Supplied entries:
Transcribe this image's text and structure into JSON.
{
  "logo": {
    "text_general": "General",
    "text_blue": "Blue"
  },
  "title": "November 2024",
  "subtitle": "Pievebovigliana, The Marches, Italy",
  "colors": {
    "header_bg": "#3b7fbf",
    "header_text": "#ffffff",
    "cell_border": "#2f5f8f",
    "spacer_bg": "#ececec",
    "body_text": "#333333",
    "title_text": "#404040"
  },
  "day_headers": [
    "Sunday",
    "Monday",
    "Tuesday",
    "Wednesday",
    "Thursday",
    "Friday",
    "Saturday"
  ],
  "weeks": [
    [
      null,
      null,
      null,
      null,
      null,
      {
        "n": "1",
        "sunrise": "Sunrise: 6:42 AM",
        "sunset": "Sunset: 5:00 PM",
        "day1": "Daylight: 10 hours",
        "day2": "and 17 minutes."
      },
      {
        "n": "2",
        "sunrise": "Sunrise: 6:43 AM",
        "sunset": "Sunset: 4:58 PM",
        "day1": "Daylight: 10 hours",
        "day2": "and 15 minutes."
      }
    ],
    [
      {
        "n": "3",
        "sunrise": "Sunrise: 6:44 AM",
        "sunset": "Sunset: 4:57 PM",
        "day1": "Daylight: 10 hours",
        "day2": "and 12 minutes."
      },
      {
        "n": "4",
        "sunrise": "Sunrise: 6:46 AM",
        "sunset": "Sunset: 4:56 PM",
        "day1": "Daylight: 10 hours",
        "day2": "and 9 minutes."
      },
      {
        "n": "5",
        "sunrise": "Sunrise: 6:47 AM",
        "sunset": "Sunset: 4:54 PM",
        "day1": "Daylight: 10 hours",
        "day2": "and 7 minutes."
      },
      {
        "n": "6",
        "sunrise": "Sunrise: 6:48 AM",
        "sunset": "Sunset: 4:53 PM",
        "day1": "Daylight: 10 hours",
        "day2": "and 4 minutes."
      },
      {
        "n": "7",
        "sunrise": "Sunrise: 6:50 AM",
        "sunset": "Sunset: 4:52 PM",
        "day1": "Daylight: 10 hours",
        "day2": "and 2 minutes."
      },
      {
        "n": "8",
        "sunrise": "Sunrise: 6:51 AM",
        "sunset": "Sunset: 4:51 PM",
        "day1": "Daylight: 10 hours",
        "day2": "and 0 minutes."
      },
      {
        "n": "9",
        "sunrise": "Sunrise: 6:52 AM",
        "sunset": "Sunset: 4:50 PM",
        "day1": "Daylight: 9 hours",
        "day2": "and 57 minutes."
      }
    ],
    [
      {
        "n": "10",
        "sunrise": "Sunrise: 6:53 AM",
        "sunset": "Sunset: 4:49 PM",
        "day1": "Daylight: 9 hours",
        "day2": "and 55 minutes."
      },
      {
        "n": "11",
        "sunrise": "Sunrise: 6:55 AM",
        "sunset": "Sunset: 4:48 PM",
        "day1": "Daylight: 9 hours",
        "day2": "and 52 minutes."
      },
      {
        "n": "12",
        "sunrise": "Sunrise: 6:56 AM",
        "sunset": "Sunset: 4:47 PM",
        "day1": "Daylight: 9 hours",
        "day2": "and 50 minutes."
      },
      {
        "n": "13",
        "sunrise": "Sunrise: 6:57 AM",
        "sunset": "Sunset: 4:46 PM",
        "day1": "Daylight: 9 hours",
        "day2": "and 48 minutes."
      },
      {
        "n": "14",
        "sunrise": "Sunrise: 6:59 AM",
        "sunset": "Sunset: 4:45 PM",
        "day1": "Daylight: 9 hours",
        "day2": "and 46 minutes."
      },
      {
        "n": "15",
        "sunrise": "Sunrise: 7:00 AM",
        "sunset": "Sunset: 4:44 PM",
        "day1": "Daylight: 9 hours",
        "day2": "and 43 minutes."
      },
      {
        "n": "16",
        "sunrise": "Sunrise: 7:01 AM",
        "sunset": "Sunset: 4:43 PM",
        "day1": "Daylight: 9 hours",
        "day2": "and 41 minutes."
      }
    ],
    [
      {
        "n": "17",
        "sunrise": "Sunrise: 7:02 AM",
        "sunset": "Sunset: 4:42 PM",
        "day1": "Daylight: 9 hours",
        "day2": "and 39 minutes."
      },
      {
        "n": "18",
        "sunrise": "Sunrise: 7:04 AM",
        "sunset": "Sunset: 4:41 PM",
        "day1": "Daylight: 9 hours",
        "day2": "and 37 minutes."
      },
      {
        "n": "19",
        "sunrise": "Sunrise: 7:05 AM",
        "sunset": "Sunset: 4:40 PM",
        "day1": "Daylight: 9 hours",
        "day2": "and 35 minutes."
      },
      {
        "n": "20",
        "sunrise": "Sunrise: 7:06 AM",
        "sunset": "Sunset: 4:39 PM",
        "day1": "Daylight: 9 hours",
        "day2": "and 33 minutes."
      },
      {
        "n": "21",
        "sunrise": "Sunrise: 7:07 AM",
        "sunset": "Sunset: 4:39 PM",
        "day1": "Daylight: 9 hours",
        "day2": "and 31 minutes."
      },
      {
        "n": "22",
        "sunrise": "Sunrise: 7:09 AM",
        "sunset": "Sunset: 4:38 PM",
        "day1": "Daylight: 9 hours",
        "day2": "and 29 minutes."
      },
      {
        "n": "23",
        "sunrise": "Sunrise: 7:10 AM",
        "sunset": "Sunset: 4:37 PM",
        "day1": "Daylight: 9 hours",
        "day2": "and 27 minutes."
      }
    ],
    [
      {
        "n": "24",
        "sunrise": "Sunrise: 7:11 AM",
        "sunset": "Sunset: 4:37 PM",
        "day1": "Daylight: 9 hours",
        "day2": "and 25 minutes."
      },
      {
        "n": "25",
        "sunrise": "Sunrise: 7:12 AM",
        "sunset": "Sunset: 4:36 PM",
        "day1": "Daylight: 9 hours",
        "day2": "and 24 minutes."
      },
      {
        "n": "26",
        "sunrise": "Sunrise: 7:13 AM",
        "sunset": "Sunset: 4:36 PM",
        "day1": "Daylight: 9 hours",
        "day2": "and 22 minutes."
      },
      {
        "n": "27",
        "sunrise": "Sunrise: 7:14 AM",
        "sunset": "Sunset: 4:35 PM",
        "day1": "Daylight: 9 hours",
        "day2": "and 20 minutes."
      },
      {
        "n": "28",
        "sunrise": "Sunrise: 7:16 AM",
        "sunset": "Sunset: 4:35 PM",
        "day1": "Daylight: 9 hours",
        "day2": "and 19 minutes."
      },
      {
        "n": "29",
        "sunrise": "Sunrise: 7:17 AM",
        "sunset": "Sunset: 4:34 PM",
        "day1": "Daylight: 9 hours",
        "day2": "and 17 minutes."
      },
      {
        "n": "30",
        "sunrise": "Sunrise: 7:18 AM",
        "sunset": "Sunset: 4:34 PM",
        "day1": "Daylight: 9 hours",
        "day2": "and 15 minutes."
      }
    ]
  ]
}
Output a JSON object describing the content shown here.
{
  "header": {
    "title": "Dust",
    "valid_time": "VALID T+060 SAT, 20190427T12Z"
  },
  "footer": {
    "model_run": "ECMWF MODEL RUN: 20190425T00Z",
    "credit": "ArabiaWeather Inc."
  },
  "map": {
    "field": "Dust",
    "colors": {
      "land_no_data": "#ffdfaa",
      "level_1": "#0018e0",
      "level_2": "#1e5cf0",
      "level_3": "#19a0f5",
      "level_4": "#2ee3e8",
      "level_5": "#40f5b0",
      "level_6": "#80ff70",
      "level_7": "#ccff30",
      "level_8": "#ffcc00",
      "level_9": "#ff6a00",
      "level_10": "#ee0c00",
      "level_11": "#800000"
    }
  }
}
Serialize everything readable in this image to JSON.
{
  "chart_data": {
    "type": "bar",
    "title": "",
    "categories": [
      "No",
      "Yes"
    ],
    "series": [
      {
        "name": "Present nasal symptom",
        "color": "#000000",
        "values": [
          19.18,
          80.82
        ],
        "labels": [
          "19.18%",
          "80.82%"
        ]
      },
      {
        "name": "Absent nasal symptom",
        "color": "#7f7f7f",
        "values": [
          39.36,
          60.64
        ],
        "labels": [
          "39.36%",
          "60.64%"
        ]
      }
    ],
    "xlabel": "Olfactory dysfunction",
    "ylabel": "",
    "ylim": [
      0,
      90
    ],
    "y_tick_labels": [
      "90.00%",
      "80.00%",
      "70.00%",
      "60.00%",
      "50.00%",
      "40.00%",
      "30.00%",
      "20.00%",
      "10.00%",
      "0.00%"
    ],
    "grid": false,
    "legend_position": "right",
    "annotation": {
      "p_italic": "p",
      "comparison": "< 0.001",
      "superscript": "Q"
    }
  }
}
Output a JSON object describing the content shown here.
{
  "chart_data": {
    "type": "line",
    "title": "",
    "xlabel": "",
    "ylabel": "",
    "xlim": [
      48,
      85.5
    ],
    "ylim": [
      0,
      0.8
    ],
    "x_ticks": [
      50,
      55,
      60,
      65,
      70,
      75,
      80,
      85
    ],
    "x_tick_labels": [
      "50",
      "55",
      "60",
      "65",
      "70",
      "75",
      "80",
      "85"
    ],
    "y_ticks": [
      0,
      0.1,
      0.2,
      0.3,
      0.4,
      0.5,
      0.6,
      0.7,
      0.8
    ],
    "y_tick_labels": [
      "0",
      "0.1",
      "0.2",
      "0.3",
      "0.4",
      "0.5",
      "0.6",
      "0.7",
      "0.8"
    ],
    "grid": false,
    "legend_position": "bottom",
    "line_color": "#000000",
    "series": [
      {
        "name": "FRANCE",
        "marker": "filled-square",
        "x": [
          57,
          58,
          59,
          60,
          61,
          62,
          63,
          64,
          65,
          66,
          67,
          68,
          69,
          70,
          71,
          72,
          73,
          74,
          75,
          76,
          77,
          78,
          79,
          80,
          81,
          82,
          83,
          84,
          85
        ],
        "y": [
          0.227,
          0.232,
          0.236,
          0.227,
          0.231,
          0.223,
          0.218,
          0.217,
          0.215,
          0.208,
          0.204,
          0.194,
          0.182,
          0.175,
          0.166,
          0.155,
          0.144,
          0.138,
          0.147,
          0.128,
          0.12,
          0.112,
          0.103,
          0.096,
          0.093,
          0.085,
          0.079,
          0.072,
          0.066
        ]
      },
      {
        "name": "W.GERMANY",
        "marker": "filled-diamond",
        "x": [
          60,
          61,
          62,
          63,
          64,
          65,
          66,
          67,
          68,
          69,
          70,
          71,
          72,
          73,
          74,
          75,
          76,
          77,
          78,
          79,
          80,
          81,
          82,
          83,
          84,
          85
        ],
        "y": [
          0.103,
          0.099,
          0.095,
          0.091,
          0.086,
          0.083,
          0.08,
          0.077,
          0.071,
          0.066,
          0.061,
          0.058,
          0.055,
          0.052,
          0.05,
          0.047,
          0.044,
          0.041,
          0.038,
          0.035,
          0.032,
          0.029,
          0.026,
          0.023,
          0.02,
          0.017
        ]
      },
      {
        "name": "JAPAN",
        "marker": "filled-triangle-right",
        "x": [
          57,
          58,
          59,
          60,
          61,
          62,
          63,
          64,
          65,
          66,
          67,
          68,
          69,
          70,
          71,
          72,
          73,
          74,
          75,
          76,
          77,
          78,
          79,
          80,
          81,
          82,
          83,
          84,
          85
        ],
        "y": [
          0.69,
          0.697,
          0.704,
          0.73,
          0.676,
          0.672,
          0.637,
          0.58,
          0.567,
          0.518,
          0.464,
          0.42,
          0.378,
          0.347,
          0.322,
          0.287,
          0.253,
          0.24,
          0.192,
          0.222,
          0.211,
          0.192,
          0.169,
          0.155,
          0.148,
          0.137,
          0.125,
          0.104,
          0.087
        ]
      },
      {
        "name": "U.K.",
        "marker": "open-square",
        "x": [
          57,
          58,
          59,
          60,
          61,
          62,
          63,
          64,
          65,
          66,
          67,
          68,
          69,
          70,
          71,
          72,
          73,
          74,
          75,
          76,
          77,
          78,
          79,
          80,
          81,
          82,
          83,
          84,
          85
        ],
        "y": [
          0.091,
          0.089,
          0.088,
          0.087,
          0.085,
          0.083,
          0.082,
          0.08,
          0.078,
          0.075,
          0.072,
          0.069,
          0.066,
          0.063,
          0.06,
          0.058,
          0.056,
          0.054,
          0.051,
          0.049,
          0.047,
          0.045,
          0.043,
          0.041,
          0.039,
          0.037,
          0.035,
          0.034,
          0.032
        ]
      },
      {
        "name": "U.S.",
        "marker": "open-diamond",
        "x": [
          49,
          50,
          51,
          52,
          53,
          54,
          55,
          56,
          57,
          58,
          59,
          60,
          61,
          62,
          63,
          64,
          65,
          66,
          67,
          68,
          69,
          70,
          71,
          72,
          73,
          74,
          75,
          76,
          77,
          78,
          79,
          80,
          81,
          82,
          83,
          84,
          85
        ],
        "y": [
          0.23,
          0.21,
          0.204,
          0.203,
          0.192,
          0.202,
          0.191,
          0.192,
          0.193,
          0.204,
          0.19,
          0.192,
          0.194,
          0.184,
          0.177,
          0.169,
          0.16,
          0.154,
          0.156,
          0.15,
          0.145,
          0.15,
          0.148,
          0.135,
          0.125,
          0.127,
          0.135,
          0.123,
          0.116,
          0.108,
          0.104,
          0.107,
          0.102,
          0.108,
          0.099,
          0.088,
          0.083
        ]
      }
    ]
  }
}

Task goal:
Scan the lines above for "JSON", then copy every one that has it.

Solution below:
Transcribe this image's text and structure into JSON.
Output a JSON object describing the content shown here.
Serialize everything readable in this image to JSON.
Output a JSON object describing the content shown here.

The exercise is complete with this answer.